▶ [AIM]
Write the records out again, precisely as they stand.

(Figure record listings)
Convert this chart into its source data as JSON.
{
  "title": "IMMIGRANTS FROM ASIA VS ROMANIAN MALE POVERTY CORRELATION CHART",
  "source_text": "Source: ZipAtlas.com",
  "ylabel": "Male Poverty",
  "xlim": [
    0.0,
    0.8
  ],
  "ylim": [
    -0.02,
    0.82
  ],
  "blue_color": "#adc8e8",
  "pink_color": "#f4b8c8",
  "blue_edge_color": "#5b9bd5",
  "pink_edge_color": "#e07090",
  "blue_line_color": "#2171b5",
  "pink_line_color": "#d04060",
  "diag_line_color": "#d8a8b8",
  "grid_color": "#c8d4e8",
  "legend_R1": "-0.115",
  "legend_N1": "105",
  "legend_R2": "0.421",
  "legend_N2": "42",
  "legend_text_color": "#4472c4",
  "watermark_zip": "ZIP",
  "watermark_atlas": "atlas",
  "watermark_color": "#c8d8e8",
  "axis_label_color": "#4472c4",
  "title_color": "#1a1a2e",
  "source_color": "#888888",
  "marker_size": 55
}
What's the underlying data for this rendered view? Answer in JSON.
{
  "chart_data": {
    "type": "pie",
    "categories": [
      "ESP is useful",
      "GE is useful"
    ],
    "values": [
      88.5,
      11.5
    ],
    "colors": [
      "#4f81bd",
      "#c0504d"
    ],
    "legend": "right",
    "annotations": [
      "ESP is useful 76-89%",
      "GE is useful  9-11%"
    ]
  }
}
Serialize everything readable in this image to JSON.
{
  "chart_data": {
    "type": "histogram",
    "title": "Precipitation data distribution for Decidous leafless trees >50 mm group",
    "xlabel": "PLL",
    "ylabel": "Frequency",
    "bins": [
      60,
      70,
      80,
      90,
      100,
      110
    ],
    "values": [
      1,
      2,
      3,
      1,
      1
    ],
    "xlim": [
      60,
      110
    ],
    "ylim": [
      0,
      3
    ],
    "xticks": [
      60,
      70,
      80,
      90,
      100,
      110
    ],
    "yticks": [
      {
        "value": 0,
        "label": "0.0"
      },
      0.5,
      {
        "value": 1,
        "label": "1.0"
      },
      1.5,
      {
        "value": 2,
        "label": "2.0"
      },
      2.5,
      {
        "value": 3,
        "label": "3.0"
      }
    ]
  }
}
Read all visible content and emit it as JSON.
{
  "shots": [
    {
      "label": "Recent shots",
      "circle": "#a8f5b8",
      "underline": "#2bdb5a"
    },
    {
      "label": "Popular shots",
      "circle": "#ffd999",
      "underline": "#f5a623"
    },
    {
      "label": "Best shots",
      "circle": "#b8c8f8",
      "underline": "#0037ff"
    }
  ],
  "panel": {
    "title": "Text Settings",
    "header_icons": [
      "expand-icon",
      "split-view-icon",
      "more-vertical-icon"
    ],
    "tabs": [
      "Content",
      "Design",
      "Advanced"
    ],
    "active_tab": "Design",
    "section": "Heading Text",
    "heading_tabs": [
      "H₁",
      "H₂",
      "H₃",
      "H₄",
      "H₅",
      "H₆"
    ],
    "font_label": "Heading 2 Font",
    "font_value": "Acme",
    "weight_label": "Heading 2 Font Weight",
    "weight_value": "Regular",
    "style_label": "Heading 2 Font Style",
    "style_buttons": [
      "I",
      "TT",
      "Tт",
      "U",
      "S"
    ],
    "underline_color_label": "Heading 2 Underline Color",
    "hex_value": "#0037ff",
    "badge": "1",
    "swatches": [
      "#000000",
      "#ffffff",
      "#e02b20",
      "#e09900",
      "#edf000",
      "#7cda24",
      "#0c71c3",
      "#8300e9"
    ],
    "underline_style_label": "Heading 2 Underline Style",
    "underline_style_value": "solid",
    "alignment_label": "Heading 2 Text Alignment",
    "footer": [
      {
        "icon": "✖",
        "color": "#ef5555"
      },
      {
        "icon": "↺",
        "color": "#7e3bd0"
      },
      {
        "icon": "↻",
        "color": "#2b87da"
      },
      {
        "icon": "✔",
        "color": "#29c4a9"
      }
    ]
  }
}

▶ [ANSWER TO THIS EXERCISE]
Convert this chart into its source data as JSON.
{
  "title": "IMMIGRANTS FROM ASIA VS ROMANIAN MALE POVERTY CORRELATION CHART",
  "source_text": "Source: ZipAtlas.com",
  "ylabel": "Male Poverty",
  "xlim": [
    0.0,
    0.8
  ],
  "ylim": [
    -0.02,
    0.82
  ],
  "blue_color": "#adc8e8",
  "pink_color": "#f4b8c8",
  "blue_edge_color": "#5b9bd5",
  "pink_edge_color": "#e07090",
  "blue_line_color": "#2171b5",
  "pink_line_color": "#d04060",
  "diag_line_color": "#d8a8b8",
  "grid_color": "#c8d4e8",
  "legend_R1": "-0.115",
  "legend_N1": "105",
  "legend_R2": "0.421",
  "legend_N2": "42",
  "legend_text_color": "#4472c4",
  "watermark_zip": "ZIP",
  "watermark_atlas": "atlas",
  "watermark_color": "#c8d8e8",
  "axis_label_color": "#4472c4",
  "title_color": "#1a1a2e",
  "source_color": "#888888",
  "marker_size": 55
}
What's the underlying data for this rendered view? Answer in JSON.
{
  "chart_data": {
    "type": "pie",
    "categories": [
      "ESP is useful",
      "GE is useful"
    ],
    "values": [
      88.5,
      11.5
    ],
    "colors": [
      "#4f81bd",
      "#c0504d"
    ],
    "legend": "right",
    "annotations": [
      "ESP is useful 76-89%",
      "GE is useful  9-11%"
    ]
  }
}
Serialize everything readable in this image to JSON.
{
  "chart_data": {
    "type": "histogram",
    "title": "Precipitation data distribution for Decidous leafless trees >50 mm group",
    "xlabel": "PLL",
    "ylabel": "Frequency",
    "bins": [
      60,
      70,
      80,
      90,
      100,
      110
    ],
    "values": [
      1,
      2,
      3,
      1,
      1
    ],
    "xlim": [
      60,
      110
    ],
    "ylim": [
      0,
      3
    ],
    "xticks": [
      60,
      70,
      80,
      90,
      100,
      110
    ],
    "yticks": [
      {
        "value": 0,
        "label": "0.0"
      },
      0.5,
      {
        "value": 1,
        "label": "1.0"
      },
      1.5,
      {
        "value": 2,
        "label": "2.0"
      },
      2.5,
      {
        "value": 3,
        "label": "3.0"
      }
    ]
  }
}
Read all visible content and emit it as JSON.
{
  "shots": [
    {
      "label": "Recent shots",
      "circle": "#a8f5b8",
      "underline": "#2bdb5a"
    },
    {
      "label": "Popular shots",
      "circle": "#ffd999",
      "underline": "#f5a623"
    },
    {
      "label": "Best shots",
      "circle": "#b8c8f8",
      "underline": "#0037ff"
    }
  ],
  "panel": {
    "title": "Text Settings",
    "header_icons": [
      "expand-icon",
      "split-view-icon",
      "more-vertical-icon"
    ],
    "tabs": [
      "Content",
      "Design",
      "Advanced"
    ],
    "active_tab": "Design",
    "section": "Heading Text",
    "heading_tabs": [
      "H₁",
      "H₂",
      "H₃",
      "H₄",
      "H₅",
      "H₆"
    ],
    "font_label": "Heading 2 Font",
    "font_value": "Acme",
    "weight_label": "Heading 2 Font Weight",
    "weight_value": "Regular",
    "style_label": "Heading 2 Font Style",
    "style_buttons": [
      "I",
      "TT",
      "Tт",
      "U",
      "S"
    ],
    "underline_color_label": "Heading 2 Underline Color",
    "hex_value": "#0037ff",
    "badge": "1",
    "swatches": [
      "#000000",
      "#ffffff",
      "#e02b20",
      "#e09900",
      "#edf000",
      "#7cda24",
      "#0c71c3",
      "#8300e9"
    ],
    "underline_style_label": "Heading 2 Underline Style",
    "underline_style_value": "solid",
    "alignment_label": "Heading 2 Text Alignment",
    "footer": [
      {
        "icon": "✖",
        "color": "#ef5555"
      },
      {
        "icon": "↺",
        "color": "#7e3bd0"
      },
      {
        "icon": "↻",
        "color": "#2b87da"
      },
      {
        "icon": "✔",
        "color": "#29c4a9"
      }
    ]
  }
}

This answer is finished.